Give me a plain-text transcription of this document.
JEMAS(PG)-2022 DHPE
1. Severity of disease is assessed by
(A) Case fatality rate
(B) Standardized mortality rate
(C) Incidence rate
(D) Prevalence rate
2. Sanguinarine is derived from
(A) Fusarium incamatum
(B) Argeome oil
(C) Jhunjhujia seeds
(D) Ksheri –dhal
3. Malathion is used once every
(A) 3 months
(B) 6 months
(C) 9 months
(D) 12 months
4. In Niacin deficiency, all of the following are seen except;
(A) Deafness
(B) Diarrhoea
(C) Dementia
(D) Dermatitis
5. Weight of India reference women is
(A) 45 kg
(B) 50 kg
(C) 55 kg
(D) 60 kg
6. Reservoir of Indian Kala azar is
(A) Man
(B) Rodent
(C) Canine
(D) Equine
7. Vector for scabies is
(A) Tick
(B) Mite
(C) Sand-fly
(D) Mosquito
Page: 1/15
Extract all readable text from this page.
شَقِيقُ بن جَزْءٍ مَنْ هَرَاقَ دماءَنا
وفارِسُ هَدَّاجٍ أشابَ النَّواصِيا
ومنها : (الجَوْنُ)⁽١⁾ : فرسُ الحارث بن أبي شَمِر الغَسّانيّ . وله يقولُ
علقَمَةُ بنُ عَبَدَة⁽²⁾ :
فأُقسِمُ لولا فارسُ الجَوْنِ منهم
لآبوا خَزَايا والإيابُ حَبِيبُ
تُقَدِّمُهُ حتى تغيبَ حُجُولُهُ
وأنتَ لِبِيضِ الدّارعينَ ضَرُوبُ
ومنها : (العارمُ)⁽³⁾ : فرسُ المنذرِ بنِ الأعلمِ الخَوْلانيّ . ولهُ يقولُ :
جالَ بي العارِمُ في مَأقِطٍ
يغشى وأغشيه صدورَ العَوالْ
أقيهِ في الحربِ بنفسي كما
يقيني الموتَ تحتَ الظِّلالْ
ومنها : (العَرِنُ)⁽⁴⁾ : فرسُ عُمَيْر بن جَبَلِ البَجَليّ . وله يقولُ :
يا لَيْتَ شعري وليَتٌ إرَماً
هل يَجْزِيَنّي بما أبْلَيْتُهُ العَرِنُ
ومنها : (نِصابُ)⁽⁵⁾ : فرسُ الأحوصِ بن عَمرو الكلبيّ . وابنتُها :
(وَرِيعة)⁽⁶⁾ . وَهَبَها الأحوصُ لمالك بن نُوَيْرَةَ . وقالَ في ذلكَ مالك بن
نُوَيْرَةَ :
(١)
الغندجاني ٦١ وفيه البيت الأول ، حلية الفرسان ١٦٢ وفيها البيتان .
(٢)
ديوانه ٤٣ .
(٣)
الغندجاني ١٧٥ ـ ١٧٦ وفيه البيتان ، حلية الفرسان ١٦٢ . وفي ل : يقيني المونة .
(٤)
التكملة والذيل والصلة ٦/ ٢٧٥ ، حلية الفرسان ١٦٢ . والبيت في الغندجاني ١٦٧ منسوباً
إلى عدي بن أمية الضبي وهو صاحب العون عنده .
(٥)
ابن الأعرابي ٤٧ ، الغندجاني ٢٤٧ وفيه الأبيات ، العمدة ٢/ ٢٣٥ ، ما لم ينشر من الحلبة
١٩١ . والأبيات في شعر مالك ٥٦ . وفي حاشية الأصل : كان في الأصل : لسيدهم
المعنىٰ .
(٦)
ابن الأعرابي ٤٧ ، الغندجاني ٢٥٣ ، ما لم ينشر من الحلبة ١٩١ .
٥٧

* **Exercise details**
Please restate the data word for word, every record included.

* **Task response**
Give me a plain-text transcription of this document.
JEMAS(PG)-2022 DHPE
1. Severity of disease is assessed by
(A) Case fatality rate
(B) Standardized mortality rate
(C) Incidence rate
(D) Prevalence rate
2. Sanguinarine is derived from
(A) Fusarium incamatum
(B) Argeome oil
(C) Jhunjhujia seeds
(D) Ksheri –dhal
3. Malathion is used once every
(A) 3 months
(B) 6 months
(C) 9 months
(D) 12 months
4. In Niacin deficiency, all of the following are seen except;
(A) Deafness
(B) Diarrhoea
(C) Dementia
(D) Dermatitis
5. Weight of India reference women is
(A) 45 kg
(B) 50 kg
(C) 55 kg
(D) 60 kg
6. Reservoir of Indian Kala azar is
(A) Man
(B) Rodent
(C) Canine
(D) Equine
7. Vector for scabies is
(A) Tick
(B) Mite
(C) Sand-fly
(D) Mosquito
Page: 1/15
Extract all readable text from this page.
شَقِيقُ بن جَزْءٍ مَنْ هَرَاقَ دماءَنا
وفارِسُ هَدَّاجٍ أشابَ النَّواصِيا
ومنها : (الجَوْنُ)⁽١⁾ : فرسُ الحارث بن أبي شَمِر الغَسّانيّ . وله يقولُ
علقَمَةُ بنُ عَبَدَة⁽²⁾ :
فأُقسِمُ لولا فارسُ الجَوْنِ منهم
لآبوا خَزَايا والإيابُ حَبِيبُ
تُقَدِّمُهُ حتى تغيبَ حُجُولُهُ
وأنتَ لِبِيضِ الدّارعينَ ضَرُوبُ
ومنها : (العارمُ)⁽³⁾ : فرسُ المنذرِ بنِ الأعلمِ الخَوْلانيّ . ولهُ يقولُ :
جالَ بي العارِمُ في مَأقِطٍ
يغشى وأغشيه صدورَ العَوالْ
أقيهِ في الحربِ بنفسي كما
يقيني الموتَ تحتَ الظِّلالْ
ومنها : (العَرِنُ)⁽⁴⁾ : فرسُ عُمَيْر بن جَبَلِ البَجَليّ . وله يقولُ :
يا لَيْتَ شعري وليَتٌ إرَماً
هل يَجْزِيَنّي بما أبْلَيْتُهُ العَرِنُ
ومنها : (نِصابُ)⁽⁵⁾ : فرسُ الأحوصِ بن عَمرو الكلبيّ . وابنتُها :
(وَرِيعة)⁽⁶⁾ . وَهَبَها الأحوصُ لمالك بن نُوَيْرَةَ . وقالَ في ذلكَ مالك بن
نُوَيْرَةَ :
(١)
الغندجاني ٦١ وفيه البيت الأول ، حلية الفرسان ١٦٢ وفيها البيتان .
(٢)
ديوانه ٤٣ .
(٣)
الغندجاني ١٧٥ ـ ١٧٦ وفيه البيتان ، حلية الفرسان ١٦٢ . وفي ل : يقيني المونة .
(٤)
التكملة والذيل والصلة ٦/ ٢٧٥ ، حلية الفرسان ١٦٢ . والبيت في الغندجاني ١٦٧ منسوباً
إلى عدي بن أمية الضبي وهو صاحب العون عنده .
(٥)
ابن الأعرابي ٤٧ ، الغندجاني ٢٤٧ وفيه الأبيات ، العمدة ٢/ ٢٣٥ ، ما لم ينشر من الحلبة
١٩١ . والأبيات في شعر مالك ٥٦ . وفي حاشية الأصل : كان في الأصل : لسيدهم
المعنىٰ .
(٦)
ابن الأعرابي ٤٧ ، الغندجاني ٢٥٣ ، ما لم ينشر من الحلبة ١٩١ .
٥٧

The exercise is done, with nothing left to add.